> What you have to do
Repeat each entry as written, dropping any picture you find.

> The data
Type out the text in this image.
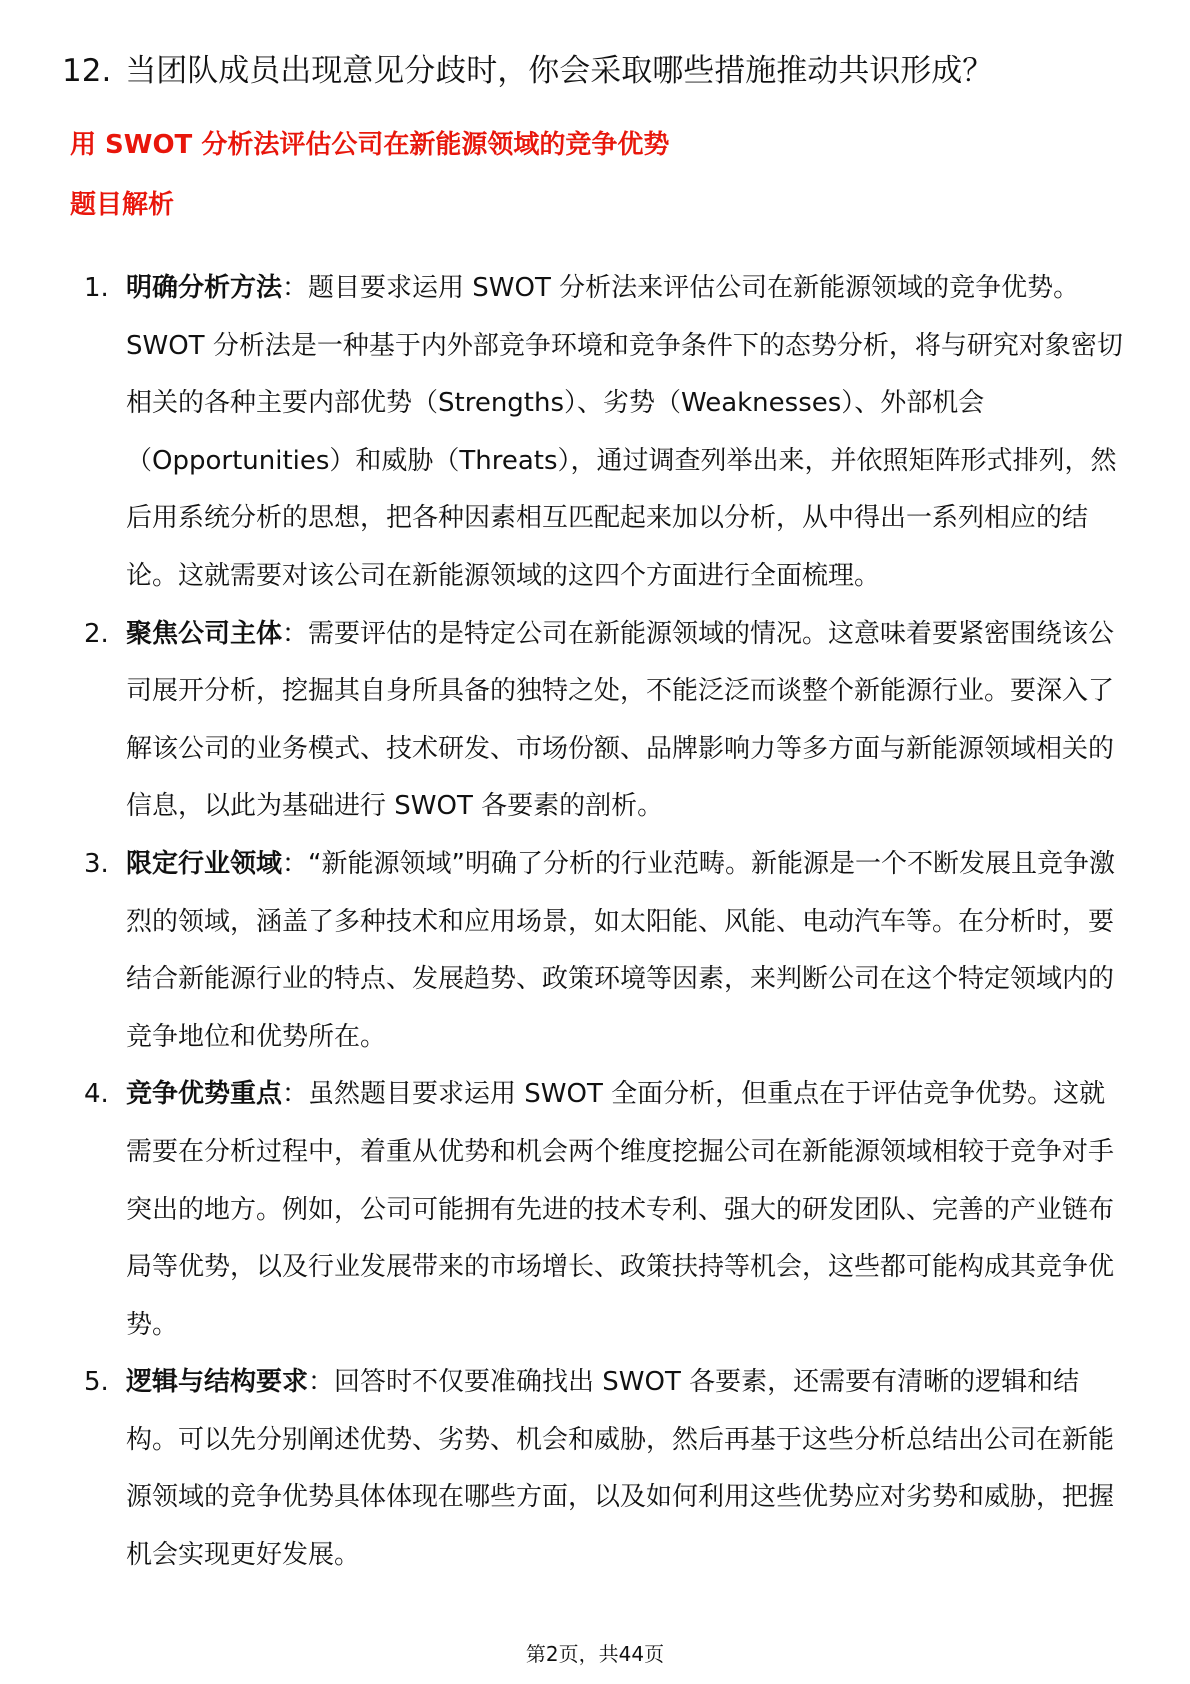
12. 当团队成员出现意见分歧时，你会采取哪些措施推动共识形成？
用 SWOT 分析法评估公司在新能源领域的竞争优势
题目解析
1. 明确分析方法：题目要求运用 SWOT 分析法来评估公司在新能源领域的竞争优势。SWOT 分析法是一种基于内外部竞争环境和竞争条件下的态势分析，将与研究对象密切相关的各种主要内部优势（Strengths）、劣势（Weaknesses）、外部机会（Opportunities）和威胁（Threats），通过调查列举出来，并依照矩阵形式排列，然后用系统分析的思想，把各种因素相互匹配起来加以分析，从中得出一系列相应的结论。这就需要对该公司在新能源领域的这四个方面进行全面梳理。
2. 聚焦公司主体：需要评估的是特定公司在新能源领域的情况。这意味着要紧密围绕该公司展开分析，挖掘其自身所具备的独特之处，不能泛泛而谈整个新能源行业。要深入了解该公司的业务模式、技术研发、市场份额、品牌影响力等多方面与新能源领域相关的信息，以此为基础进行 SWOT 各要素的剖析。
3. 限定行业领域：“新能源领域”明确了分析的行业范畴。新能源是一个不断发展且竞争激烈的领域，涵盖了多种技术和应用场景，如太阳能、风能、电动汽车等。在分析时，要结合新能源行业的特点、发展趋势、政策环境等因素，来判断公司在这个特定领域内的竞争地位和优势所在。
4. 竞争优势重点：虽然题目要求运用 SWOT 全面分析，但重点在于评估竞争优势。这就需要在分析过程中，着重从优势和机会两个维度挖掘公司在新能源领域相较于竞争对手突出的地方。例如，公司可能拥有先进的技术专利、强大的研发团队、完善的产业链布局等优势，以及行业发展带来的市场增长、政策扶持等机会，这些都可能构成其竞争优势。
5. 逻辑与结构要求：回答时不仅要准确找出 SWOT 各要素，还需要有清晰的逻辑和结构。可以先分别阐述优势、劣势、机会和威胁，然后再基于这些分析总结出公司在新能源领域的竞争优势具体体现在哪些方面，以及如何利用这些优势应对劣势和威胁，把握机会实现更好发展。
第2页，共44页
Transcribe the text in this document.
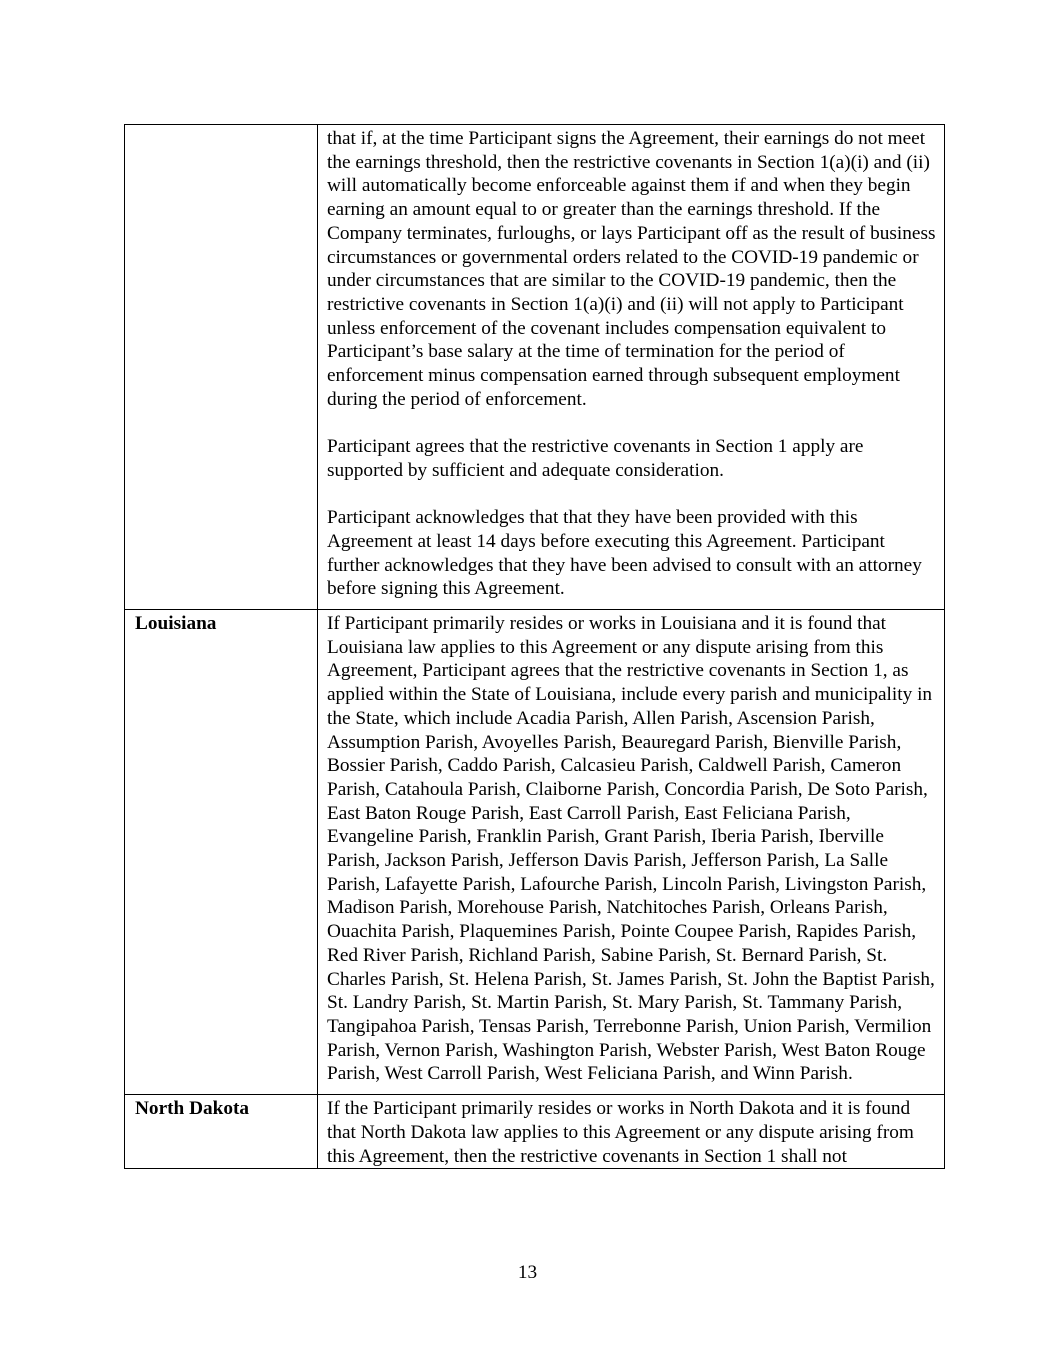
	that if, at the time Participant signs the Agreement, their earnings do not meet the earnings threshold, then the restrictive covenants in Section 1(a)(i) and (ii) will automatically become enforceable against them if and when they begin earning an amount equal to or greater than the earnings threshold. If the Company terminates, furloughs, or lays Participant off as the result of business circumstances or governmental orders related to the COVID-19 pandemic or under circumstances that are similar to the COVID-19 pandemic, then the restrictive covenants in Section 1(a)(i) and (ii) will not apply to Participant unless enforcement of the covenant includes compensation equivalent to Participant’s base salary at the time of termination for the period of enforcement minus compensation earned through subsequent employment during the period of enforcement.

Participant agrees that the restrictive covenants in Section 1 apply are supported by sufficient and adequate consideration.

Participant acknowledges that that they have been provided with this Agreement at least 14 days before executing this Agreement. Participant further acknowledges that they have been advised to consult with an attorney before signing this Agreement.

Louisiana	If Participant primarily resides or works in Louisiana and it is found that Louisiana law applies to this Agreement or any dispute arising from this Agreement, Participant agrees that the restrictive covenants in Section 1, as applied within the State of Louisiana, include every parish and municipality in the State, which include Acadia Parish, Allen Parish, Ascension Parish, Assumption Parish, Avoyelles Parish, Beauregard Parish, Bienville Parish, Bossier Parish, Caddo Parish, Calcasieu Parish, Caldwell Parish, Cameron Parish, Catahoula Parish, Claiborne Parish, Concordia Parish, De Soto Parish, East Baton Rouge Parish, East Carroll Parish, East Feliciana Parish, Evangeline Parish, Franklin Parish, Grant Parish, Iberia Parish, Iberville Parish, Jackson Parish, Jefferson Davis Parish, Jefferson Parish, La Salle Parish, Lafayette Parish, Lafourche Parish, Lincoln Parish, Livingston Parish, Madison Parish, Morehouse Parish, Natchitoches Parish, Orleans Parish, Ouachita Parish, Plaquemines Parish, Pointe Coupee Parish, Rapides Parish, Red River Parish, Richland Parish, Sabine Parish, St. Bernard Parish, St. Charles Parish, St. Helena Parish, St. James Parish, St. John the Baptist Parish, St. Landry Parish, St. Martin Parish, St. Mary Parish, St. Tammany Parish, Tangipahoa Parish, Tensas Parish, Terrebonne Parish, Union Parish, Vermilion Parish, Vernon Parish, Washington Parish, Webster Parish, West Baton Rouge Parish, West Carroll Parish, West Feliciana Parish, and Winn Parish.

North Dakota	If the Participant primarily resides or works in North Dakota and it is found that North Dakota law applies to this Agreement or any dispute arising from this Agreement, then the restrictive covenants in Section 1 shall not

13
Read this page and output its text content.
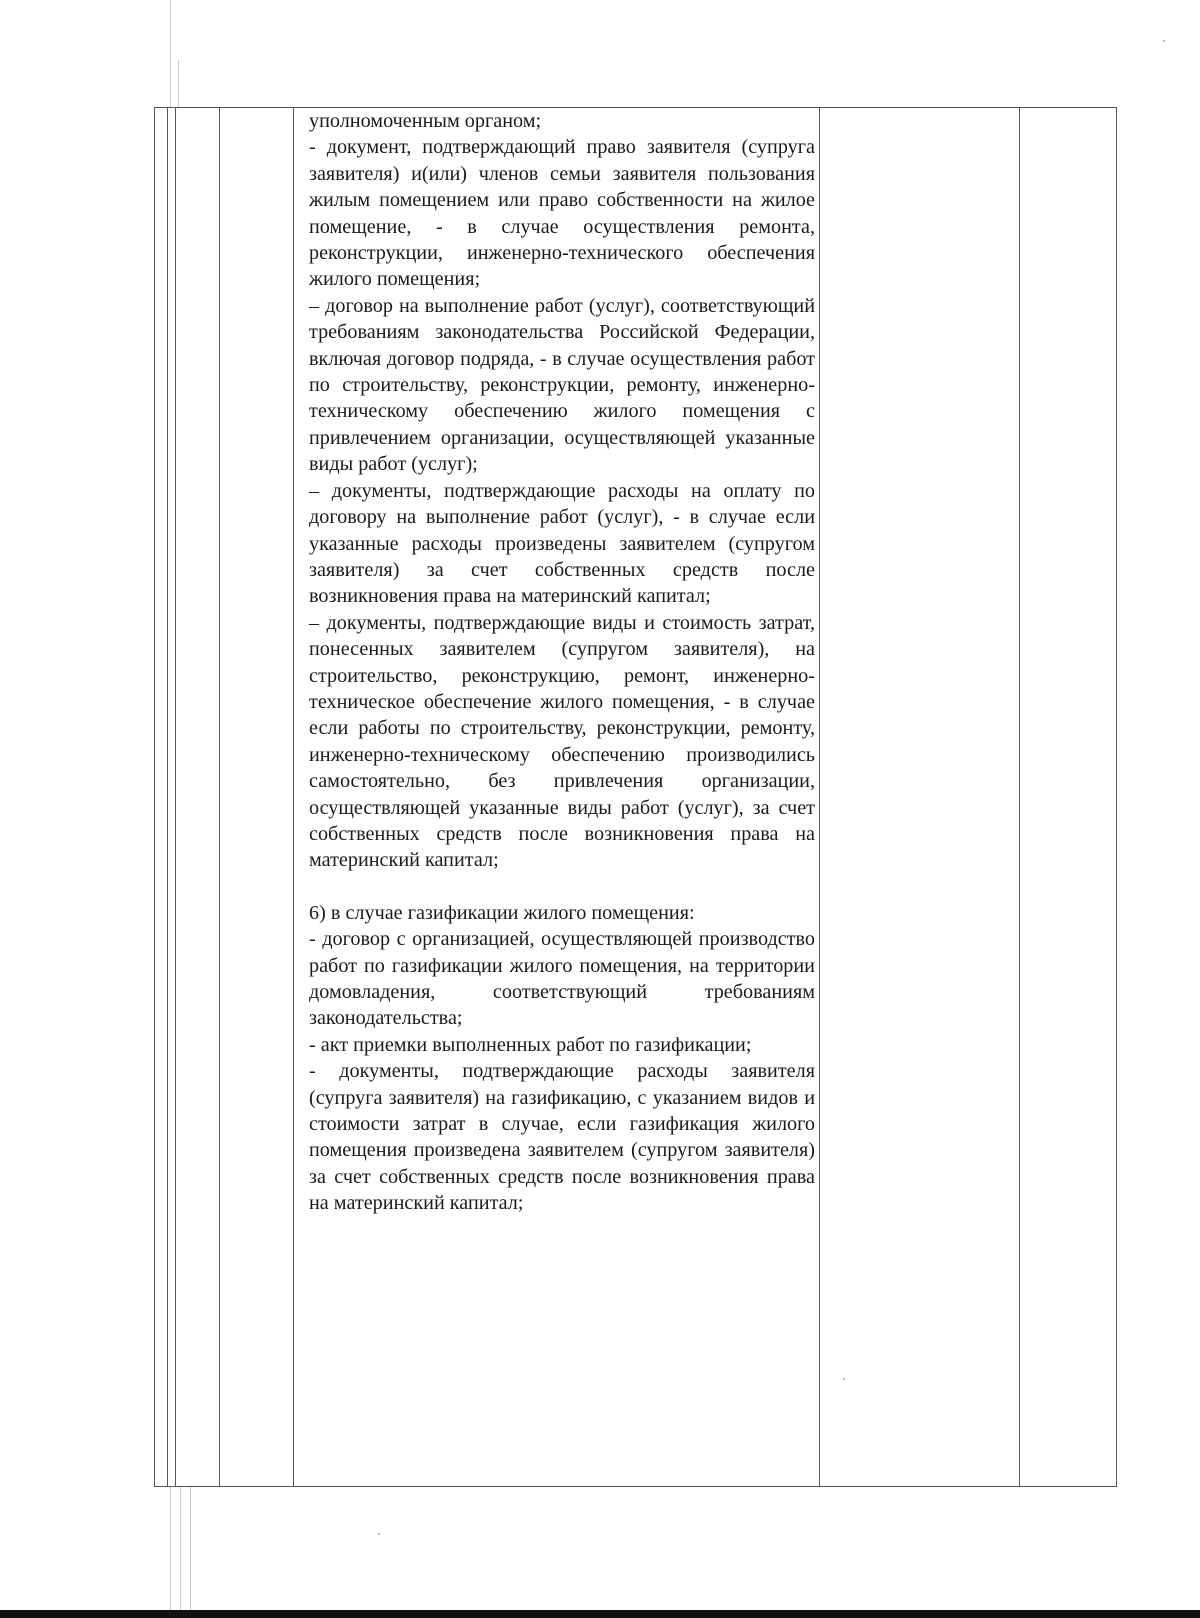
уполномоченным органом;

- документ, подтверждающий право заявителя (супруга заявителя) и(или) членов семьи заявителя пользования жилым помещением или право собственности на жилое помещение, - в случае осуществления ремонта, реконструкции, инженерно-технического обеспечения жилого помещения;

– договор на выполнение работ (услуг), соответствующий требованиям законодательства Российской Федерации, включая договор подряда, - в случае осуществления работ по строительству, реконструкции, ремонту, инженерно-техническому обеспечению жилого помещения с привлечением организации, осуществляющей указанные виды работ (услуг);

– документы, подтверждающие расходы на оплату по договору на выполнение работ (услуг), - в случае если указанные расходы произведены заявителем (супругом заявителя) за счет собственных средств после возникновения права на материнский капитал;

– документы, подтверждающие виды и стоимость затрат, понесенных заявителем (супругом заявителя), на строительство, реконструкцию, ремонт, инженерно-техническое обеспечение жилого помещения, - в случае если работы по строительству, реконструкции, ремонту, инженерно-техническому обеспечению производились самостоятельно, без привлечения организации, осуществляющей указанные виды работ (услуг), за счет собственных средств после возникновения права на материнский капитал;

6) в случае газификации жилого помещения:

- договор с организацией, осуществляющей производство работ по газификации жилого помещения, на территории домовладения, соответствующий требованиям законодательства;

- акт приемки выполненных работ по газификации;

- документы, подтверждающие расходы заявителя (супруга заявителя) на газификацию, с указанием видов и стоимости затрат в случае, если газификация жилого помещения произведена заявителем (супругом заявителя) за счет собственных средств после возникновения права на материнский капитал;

> Final result
Type out the text in this image.
12. 当团队成员出现意见分歧时，你会采取哪些措施推动共识形成？
用 SWOT 分析法评估公司在新能源领域的竞争优势
题目解析
1. 明确分析方法：题目要求运用 SWOT 分析法来评估公司在新能源领域的竞争优势。SWOT 分析法是一种基于内外部竞争环境和竞争条件下的态势分析，将与研究对象密切相关的各种主要内部优势（Strengths）、劣势（Weaknesses）、外部机会（Opportunities）和威胁（Threats），通过调查列举出来，并依照矩阵形式排列，然后用系统分析的思想，把各种因素相互匹配起来加以分析，从中得出一系列相应的结论。这就需要对该公司在新能源领域的这四个方面进行全面梳理。
2. 聚焦公司主体：需要评估的是特定公司在新能源领域的情况。这意味着要紧密围绕该公司展开分析，挖掘其自身所具备的独特之处，不能泛泛而谈整个新能源行业。要深入了解该公司的业务模式、技术研发、市场份额、品牌影响力等多方面与新能源领域相关的信息，以此为基础进行 SWOT 各要素的剖析。
3. 限定行业领域：“新能源领域”明确了分析的行业范畴。新能源是一个不断发展且竞争激烈的领域，涵盖了多种技术和应用场景，如太阳能、风能、电动汽车等。在分析时，要结合新能源行业的特点、发展趋势、政策环境等因素，来判断公司在这个特定领域内的竞争地位和优势所在。
4. 竞争优势重点：虽然题目要求运用 SWOT 全面分析，但重点在于评估竞争优势。这就需要在分析过程中，着重从优势和机会两个维度挖掘公司在新能源领域相较于竞争对手突出的地方。例如，公司可能拥有先进的技术专利、强大的研发团队、完善的产业链布局等优势，以及行业发展带来的市场增长、政策扶持等机会，这些都可能构成其竞争优势。
5. 逻辑与结构要求：回答时不仅要准确找出 SWOT 各要素，还需要有清晰的逻辑和结构。可以先分别阐述优势、劣势、机会和威胁，然后再基于这些分析总结出公司在新能源领域的竞争优势具体体现在哪些方面，以及如何利用这些优势应对劣势和威胁，把握机会实现更好发展。
第2页，共44页
Transcribe the text in this document.
	that if, at the time Participant signs the Agreement, their earnings do not meet the earnings threshold, then the restrictive covenants in Section 1(a)(i) and (ii) will automatically become enforceable against them if and when they begin earning an amount equal to or greater than the earnings threshold. If the Company terminates, furloughs, or lays Participant off as the result of business circumstances or governmental orders related to the COVID-19 pandemic or under circumstances that are similar to the COVID-19 pandemic, then the restrictive covenants in Section 1(a)(i) and (ii) will not apply to Participant unless enforcement of the covenant includes compensation equivalent to Participant’s base salary at the time of termination for the period of enforcement minus compensation earned through subsequent employment during the period of enforcement.

Participant agrees that the restrictive covenants in Section 1 apply are supported by sufficient and adequate consideration.

Participant acknowledges that that they have been provided with this Agreement at least 14 days before executing this Agreement. Participant further acknowledges that they have been advised to consult with an attorney before signing this Agreement.

Louisiana	If Participant primarily resides or works in Louisiana and it is found that Louisiana law applies to this Agreement or any dispute arising from this Agreement, Participant agrees that the restrictive covenants in Section 1, as applied within the State of Louisiana, include every parish and municipality in the State, which include Acadia Parish, Allen Parish, Ascension Parish, Assumption Parish, Avoyelles Parish, Beauregard Parish, Bienville Parish, Bossier Parish, Caddo Parish, Calcasieu Parish, Caldwell Parish, Cameron Parish, Catahoula Parish, Claiborne Parish, Concordia Parish, De Soto Parish, East Baton Rouge Parish, East Carroll Parish, East Feliciana Parish, Evangeline Parish, Franklin Parish, Grant Parish, Iberia Parish, Iberville Parish, Jackson Parish, Jefferson Davis Parish, Jefferson Parish, La Salle Parish, Lafayette Parish, Lafourche Parish, Lincoln Parish, Livingston Parish, Madison Parish, Morehouse Parish, Natchitoches Parish, Orleans Parish, Ouachita Parish, Plaquemines Parish, Pointe Coupee Parish, Rapides Parish, Red River Parish, Richland Parish, Sabine Parish, St. Bernard Parish, St. Charles Parish, St. Helena Parish, St. James Parish, St. John the Baptist Parish, St. Landry Parish, St. Martin Parish, St. Mary Parish, St. Tammany Parish, Tangipahoa Parish, Tensas Parish, Terrebonne Parish, Union Parish, Vermilion Parish, Vernon Parish, Washington Parish, Webster Parish, West Baton Rouge Parish, West Carroll Parish, West Feliciana Parish, and Winn Parish.

North Dakota	If the Participant primarily resides or works in North Dakota and it is found that North Dakota law applies to this Agreement or any dispute arising from this Agreement, then the restrictive covenants in Section 1 shall not

13
Read this page and output its text content.
уполномоченным органом;

- документ, подтверждающий право заявителя (супруга заявителя) и(или) членов семьи заявителя пользования жилым помещением или право собственности на жилое помещение, - в случае осуществления ремонта, реконструкции, инженерно-технического обеспечения жилого помещения;

– договор на выполнение работ (услуг), соответствующий требованиям законодательства Российской Федерации, включая договор подряда, - в случае осуществления работ по строительству, реконструкции, ремонту, инженерно-техническому обеспечению жилого помещения с привлечением организации, осуществляющей указанные виды работ (услуг);

– документы, подтверждающие расходы на оплату по договору на выполнение работ (услуг), - в случае если указанные расходы произведены заявителем (супругом заявителя) за счет собственных средств после возникновения права на материнский капитал;

– документы, подтверждающие виды и стоимость затрат, понесенных заявителем (супругом заявителя), на строительство, реконструкцию, ремонт, инженерно-техническое обеспечение жилого помещения, - в случае если работы по строительству, реконструкции, ремонту, инженерно-техническому обеспечению производились самостоятельно, без привлечения организации, осуществляющей указанные виды работ (услуг), за счет собственных средств после возникновения права на материнский капитал;

6) в случае газификации жилого помещения:

- договор с организацией, осуществляющей производство работ по газификации жилого помещения, на территории домовладения, соответствующий требованиям законодательства;

- акт приемки выполненных работ по газификации;

- документы, подтверждающие расходы заявителя (супруга заявителя) на газификацию, с указанием видов и стоимости затрат в случае, если газификация жилого помещения произведена заявителем (супругом заявителя) за счет собственных средств после возникновения права на материнский капитал;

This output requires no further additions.